THE PROBLEM =
Look through the listing below for the string "JSON". Show each line where it occurs.

THE RECORDS =
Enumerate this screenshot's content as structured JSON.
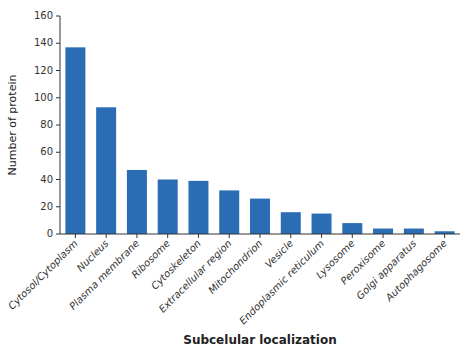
{
  "chart_data": {
    "type": "bar",
    "categories": [
      "Cytosol/Cytoplasm",
      "Nucleus",
      "Plasma membrane",
      "Ribosome",
      "Cytoskeleton",
      "Extracellular region",
      "Mitochondrion",
      "Vesicle",
      "Endoplasmic reticulum",
      "Lysosome",
      "Peroxisome",
      "Golgi apparatus",
      "Autophagosome"
    ],
    "values": [
      137,
      93,
      47,
      40,
      39,
      32,
      26,
      16,
      15,
      8,
      4,
      4,
      2
    ],
    "color": "#2a6db5",
    "xlabel": "Subcelular localization",
    "ylabel": "Number of protein",
    "ylim": [
      0,
      160
    ],
    "yticks": [
      0,
      20,
      40,
      60,
      80,
      100,
      120,
      140,
      160
    ],
    "grid": false
  }
}
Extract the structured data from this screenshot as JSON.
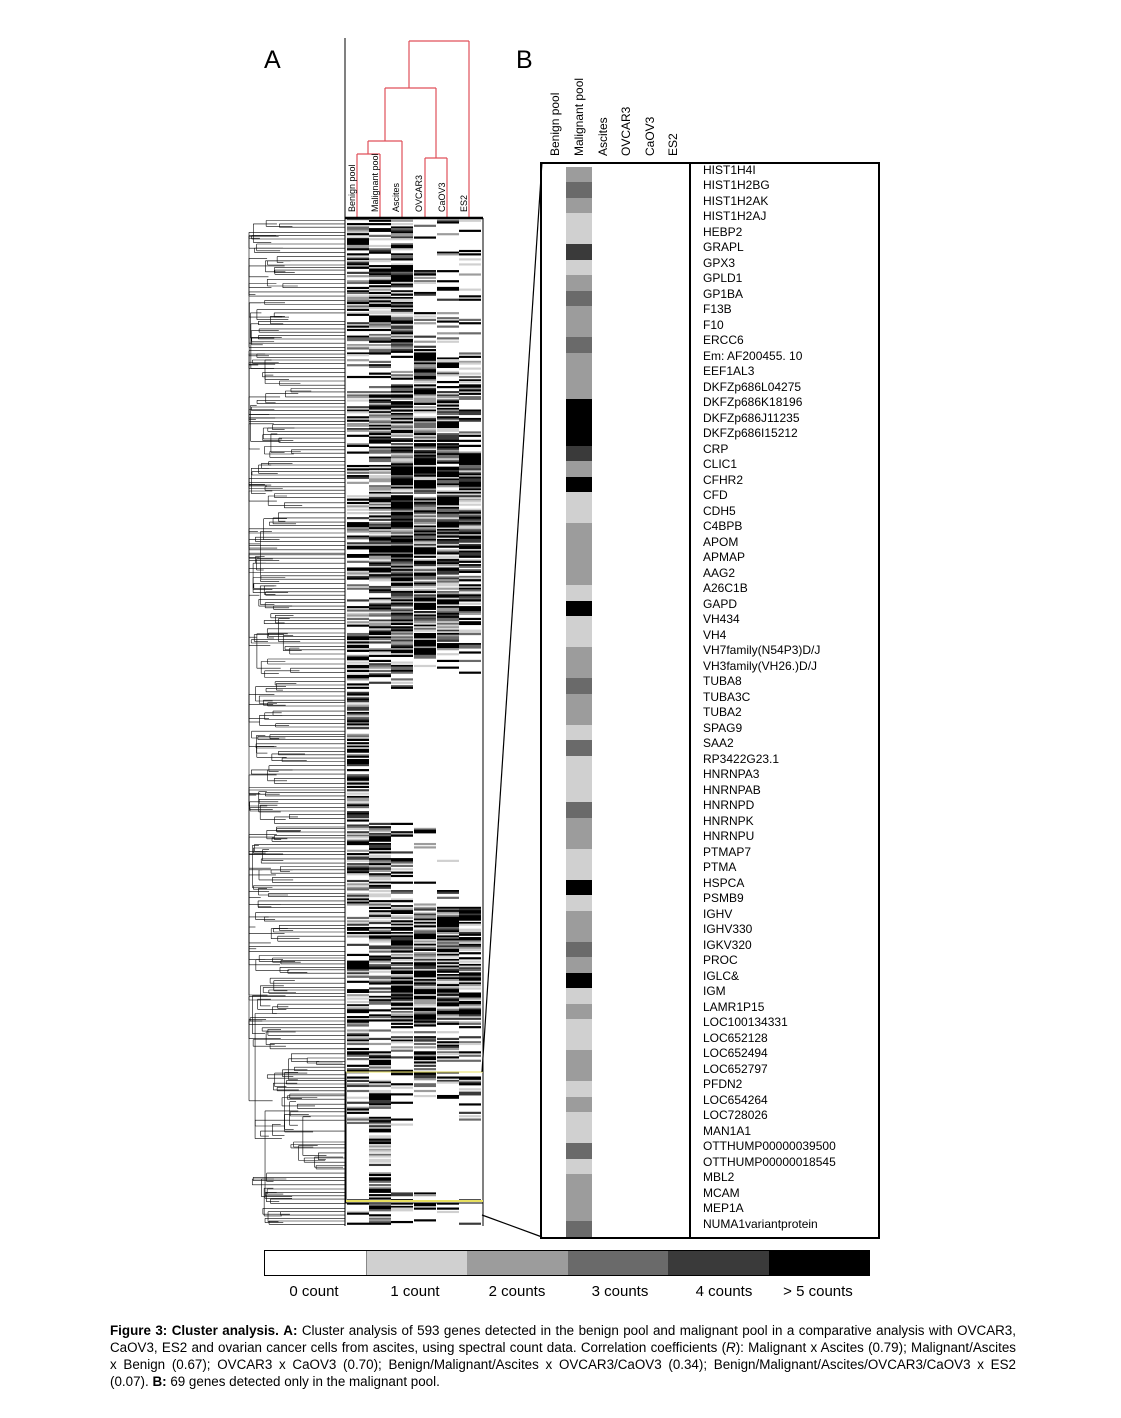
{
  "panel_a": {
    "letter": "A",
    "columns": [
      "Benign pool",
      "Malignant pool",
      "Ascites",
      "OVCAR3",
      "CaOV3",
      "ES2"
    ]
  },
  "panel_b": {
    "letter": "B",
    "columns": [
      "Benign pool",
      "Malignant pool",
      "Ascites",
      "OVCAR3",
      "CaOV3",
      "ES2"
    ],
    "genes": [
      "HIST1H4I",
      "HIST1H2BG",
      "HIST1H2AK",
      "HIST1H2AJ",
      "HEBP2",
      "GRAPL",
      "GPX3",
      "GPLD1",
      "GP1BA",
      "F13B",
      "F10",
      "ERCC6",
      "Em: AF200455. 10",
      "EEF1AL3",
      "DKFZp686L04275",
      "DKFZp686K18196",
      "DKFZp686J11235",
      "DKFZp686I15212",
      "CRP",
      "CLIC1",
      "CFHR2",
      "CFD",
      "CDH5",
      "C4BPB",
      "APOM",
      "APMAP",
      "AAG2",
      "A26C1B",
      "GAPD",
      "VH434",
      "VH4",
      "VH7family(N54P3)D/J",
      "VH3family(VH26.)D/J",
      "TUBA8",
      "TUBA3C",
      "TUBA2",
      "SPAG9",
      "SAA2",
      "RP3422G23.1",
      "HNRNPA3",
      "HNRNPAB",
      "HNRNPD",
      "HNRNPK",
      "HNRNPU",
      "PTMAP7",
      "PTMA",
      "HSPCA",
      "PSMB9",
      "IGHV",
      "IGHV330",
      "IGKV320",
      "PROC",
      "IGLC&",
      "IGM",
      "LAMR1P15",
      "LOC100134331",
      "LOC652128",
      "LOC652494",
      "LOC652797",
      "PFDN2",
      "LOC654264",
      "LOC728026",
      "MAN1A1",
      "OTTHUMP00000039500",
      "OTTHUMP00000018545",
      "MBL2",
      "MCAM",
      "MEP1A",
      "NUMA1variantprotein"
    ],
    "malignant_counts": [
      2,
      3,
      2,
      1,
      1,
      4,
      1,
      2,
      3,
      2,
      2,
      3,
      2,
      2,
      2,
      5,
      5,
      5,
      4,
      2,
      5,
      1,
      1,
      2,
      2,
      2,
      2,
      1,
      5,
      1,
      1,
      2,
      2,
      3,
      2,
      2,
      1,
      3,
      1,
      1,
      1,
      3,
      2,
      2,
      1,
      1,
      5,
      1,
      2,
      2,
      3,
      2,
      5,
      1,
      2,
      1,
      1,
      2,
      2,
      1,
      2,
      1,
      1,
      3,
      1,
      2,
      2,
      2,
      3
    ]
  },
  "legend": {
    "items": [
      {
        "label": "0 count",
        "color": "#ffffff"
      },
      {
        "label": "1 count",
        "color": "#d0d0d0"
      },
      {
        "label": "2 counts",
        "color": "#9c9c9c"
      },
      {
        "label": "3 counts",
        "color": "#6a6a6a"
      },
      {
        "label": "4 counts",
        "color": "#3a3a3a"
      },
      {
        "label": "> 5 counts",
        "color": "#000000"
      }
    ]
  },
  "colors": {
    "dendrogram_top": "#e0505a",
    "highlight_box": "#e8e060"
  },
  "caption": {
    "fig_label": "Figure 3: Cluster analysis.",
    "a_label": "A:",
    "a_text": "Cluster analysis of 593 genes detected in the benign pool and malignant pool in a comparative analysis with OVCAR3, CaOV3, ES2 and ovarian cancer cells from ascites, using spectral count data. Correlation coefficients (",
    "r": "R",
    "a_text2": "): Malignant x Ascites (0.79); Malignant/Ascites x Benign (0.67); OVCAR3 x CaOV3 (0.70); Benign/Malignant/Ascites x OVCAR3/CaOV3 (0.34); Benign/Malignant/Ascites/OVCAR3/CaOV3 x ES2 (0.07).",
    "b_label": "B:",
    "b_text": "69 genes detected only in the malignant pool."
  }
}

EXERCISE OUTPUT =
Enumerate this screenshot's content as structured JSON.
Extract the structured data from this screenshot as JSON.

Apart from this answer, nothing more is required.